• **Required work**: Return each line of the listing that contains the string "giornata".
************
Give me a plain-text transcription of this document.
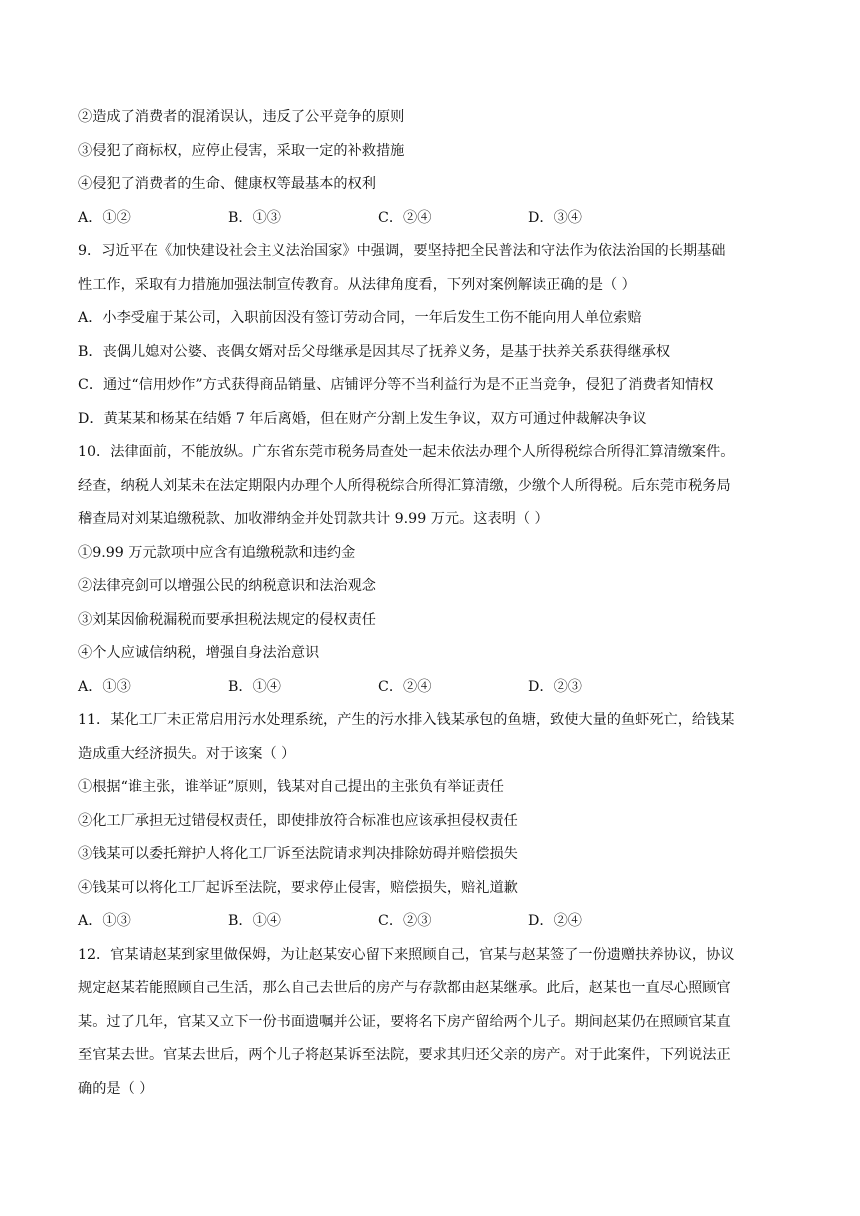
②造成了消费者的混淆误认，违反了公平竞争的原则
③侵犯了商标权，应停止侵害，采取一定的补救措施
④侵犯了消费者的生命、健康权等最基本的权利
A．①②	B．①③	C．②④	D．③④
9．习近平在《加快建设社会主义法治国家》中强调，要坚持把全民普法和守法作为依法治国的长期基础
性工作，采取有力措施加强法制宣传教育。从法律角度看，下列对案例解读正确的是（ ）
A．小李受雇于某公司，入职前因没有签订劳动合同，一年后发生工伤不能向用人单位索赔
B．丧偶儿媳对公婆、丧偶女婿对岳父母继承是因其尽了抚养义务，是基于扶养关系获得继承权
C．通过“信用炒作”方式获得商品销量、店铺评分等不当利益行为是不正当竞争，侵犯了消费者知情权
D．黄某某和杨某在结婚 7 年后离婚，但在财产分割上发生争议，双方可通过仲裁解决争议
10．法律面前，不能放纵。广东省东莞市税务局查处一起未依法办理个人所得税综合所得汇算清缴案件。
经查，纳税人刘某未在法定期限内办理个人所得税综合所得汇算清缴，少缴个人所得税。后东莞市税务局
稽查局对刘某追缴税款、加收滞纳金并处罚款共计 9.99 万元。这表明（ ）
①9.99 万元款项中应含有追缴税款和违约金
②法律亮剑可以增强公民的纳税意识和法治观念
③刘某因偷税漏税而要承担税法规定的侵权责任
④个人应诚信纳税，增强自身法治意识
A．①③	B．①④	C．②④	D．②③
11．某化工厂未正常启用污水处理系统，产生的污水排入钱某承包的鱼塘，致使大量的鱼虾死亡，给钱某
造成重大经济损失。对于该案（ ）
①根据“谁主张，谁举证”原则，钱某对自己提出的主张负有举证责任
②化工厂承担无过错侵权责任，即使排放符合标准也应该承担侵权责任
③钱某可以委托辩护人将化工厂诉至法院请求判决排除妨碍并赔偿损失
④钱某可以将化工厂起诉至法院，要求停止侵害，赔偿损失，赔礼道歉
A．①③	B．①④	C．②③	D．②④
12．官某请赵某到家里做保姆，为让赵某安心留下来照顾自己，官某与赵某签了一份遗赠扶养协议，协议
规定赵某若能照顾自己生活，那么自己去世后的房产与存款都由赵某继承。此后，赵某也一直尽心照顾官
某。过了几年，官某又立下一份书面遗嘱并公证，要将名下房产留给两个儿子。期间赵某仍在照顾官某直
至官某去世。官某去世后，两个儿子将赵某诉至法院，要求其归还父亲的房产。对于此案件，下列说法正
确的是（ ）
************
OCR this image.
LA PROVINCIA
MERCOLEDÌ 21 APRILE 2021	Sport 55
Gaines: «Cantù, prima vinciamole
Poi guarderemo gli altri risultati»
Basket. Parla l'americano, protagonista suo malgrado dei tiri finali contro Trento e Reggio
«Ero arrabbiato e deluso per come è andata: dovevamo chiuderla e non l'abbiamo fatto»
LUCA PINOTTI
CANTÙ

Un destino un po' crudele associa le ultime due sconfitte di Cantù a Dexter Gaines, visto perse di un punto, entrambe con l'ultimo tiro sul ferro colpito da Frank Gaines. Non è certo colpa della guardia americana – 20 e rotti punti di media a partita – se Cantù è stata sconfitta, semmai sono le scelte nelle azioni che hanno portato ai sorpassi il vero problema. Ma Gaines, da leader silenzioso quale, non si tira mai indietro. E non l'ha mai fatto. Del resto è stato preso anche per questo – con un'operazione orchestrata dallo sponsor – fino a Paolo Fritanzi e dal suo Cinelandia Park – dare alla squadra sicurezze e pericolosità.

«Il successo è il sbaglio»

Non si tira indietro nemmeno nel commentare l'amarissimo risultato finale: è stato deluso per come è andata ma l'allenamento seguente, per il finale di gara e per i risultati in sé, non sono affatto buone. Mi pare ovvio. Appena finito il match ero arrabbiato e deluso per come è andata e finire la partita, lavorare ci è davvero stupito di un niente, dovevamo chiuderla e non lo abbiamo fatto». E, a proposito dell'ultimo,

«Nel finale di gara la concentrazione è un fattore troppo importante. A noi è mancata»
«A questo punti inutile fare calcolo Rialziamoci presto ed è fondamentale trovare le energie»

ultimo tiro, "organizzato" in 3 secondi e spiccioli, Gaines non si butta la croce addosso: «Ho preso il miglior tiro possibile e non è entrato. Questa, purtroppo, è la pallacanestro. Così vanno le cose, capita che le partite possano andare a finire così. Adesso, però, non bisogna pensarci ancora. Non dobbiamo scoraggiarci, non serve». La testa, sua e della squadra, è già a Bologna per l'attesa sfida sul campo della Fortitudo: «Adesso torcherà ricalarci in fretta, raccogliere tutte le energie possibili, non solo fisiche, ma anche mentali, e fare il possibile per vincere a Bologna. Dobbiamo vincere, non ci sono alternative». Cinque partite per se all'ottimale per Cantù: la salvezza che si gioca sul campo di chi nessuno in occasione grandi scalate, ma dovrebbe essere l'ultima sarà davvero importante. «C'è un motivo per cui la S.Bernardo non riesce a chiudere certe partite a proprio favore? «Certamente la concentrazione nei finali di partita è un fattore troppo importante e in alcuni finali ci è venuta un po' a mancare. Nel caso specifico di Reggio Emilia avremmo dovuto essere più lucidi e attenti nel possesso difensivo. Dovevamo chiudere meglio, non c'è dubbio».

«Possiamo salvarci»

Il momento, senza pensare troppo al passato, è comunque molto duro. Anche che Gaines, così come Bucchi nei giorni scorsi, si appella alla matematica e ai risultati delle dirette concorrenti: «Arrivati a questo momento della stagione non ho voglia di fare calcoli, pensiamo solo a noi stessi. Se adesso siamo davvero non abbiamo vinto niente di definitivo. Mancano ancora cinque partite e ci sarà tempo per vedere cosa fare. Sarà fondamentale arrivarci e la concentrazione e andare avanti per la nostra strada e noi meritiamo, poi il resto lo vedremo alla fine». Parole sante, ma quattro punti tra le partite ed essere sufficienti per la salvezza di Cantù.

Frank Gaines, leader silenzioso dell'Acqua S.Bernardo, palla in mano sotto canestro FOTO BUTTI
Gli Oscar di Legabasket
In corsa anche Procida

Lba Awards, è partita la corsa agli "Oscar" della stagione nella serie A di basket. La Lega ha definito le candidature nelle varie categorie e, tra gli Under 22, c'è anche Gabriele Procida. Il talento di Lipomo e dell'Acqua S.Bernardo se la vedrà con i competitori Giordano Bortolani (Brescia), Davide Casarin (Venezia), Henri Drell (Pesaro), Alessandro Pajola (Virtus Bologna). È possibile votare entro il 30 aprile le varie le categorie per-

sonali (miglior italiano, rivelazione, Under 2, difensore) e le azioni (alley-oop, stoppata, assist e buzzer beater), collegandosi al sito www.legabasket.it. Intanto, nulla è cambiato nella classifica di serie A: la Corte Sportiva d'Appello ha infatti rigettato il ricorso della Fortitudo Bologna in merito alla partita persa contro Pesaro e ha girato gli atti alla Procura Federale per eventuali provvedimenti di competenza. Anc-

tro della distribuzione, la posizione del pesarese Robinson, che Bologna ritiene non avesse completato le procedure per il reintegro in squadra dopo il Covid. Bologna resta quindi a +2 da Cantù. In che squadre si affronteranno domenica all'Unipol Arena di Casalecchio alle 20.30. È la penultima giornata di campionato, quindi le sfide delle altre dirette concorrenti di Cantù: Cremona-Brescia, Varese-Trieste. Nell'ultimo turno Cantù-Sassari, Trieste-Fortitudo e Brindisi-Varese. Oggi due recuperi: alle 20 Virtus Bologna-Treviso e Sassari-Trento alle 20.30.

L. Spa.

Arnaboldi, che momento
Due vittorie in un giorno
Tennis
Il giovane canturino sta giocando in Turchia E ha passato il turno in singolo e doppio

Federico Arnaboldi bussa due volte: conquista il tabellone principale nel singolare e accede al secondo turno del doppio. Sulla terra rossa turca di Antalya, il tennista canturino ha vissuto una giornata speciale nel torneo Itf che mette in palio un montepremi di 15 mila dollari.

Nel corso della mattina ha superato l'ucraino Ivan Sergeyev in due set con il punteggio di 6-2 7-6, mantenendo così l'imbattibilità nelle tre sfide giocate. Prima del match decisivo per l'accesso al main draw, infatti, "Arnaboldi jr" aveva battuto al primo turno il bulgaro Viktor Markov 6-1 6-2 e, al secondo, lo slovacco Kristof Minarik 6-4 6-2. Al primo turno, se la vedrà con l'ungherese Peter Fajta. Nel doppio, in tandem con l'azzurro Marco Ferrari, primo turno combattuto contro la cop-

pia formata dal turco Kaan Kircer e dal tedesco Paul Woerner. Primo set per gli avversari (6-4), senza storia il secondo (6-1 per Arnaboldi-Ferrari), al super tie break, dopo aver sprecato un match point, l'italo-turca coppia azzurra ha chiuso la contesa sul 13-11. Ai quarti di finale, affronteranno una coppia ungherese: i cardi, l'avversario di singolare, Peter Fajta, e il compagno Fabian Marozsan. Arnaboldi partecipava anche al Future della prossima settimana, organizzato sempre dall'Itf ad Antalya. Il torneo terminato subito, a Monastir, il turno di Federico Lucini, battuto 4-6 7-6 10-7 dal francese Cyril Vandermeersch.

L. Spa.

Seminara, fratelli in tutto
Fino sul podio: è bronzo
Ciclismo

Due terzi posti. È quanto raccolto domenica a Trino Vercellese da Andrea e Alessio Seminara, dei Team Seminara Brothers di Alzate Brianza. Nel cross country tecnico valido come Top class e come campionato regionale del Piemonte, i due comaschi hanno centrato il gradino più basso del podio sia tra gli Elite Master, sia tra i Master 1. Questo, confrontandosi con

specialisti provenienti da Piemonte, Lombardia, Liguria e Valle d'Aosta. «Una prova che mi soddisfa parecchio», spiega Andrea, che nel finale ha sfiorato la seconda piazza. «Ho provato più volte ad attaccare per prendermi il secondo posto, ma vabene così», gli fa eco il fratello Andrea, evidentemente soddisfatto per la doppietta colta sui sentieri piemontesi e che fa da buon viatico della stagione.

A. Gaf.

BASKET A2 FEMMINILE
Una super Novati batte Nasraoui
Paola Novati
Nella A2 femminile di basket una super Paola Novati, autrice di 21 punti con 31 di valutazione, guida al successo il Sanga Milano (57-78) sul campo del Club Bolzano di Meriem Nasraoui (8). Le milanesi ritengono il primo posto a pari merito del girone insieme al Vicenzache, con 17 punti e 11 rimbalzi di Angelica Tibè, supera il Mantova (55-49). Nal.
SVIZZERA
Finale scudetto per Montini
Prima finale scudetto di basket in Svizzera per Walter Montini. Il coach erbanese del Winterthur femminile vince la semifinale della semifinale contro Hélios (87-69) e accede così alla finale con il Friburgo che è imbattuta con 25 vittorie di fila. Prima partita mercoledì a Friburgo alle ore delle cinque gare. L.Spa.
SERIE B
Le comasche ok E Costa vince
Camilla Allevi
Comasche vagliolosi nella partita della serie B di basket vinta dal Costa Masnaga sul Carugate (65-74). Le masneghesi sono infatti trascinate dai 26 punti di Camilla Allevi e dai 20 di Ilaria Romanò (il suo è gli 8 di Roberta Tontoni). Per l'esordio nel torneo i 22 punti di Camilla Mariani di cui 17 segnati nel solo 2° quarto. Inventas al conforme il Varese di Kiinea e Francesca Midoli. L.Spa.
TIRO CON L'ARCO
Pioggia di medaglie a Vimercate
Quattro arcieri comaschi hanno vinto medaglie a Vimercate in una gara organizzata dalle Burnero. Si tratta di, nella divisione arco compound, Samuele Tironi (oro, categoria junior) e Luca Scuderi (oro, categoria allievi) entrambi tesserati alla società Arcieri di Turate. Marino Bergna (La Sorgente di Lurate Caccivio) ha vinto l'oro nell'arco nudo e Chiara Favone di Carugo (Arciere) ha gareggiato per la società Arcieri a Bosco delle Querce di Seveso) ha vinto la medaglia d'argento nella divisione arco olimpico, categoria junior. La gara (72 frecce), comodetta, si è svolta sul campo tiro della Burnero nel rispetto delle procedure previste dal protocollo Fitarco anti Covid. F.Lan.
************
• **Answer to the problem**:
tro della distribuzione, la posizione del pesarese Robinson, che Bologna ritiene non avesse completato le procedure per il reintegro in squadra dopo il Covid. Bologna resta quindi a +2 da Cantù. In che squadre si affronteranno domenica all'Unipol Arena di Casalecchio alle 20.30. È la penultima giornata di campionato, quindi le sfide delle altre dirette concorrenti di Cantù: Cremona-Brescia, Varese-Trieste. Nell'ultimo turno Cantù-Sassari, Trieste-Fortitudo e Brindisi-Varese. Oggi due recuperi: alle 20 Virtus Bologna-Treviso e Sassari-Trento alle 20.30.
Federico Arnaboldi bussa due volte: conquista il tabellone principale nel singolare e accede al secondo turno del doppio. Sulla terra rossa turca di Antalya, il tennista canturino ha vissuto una giornata speciale nel torneo Itf che mette in palio un montepremi di 15 mila dollari.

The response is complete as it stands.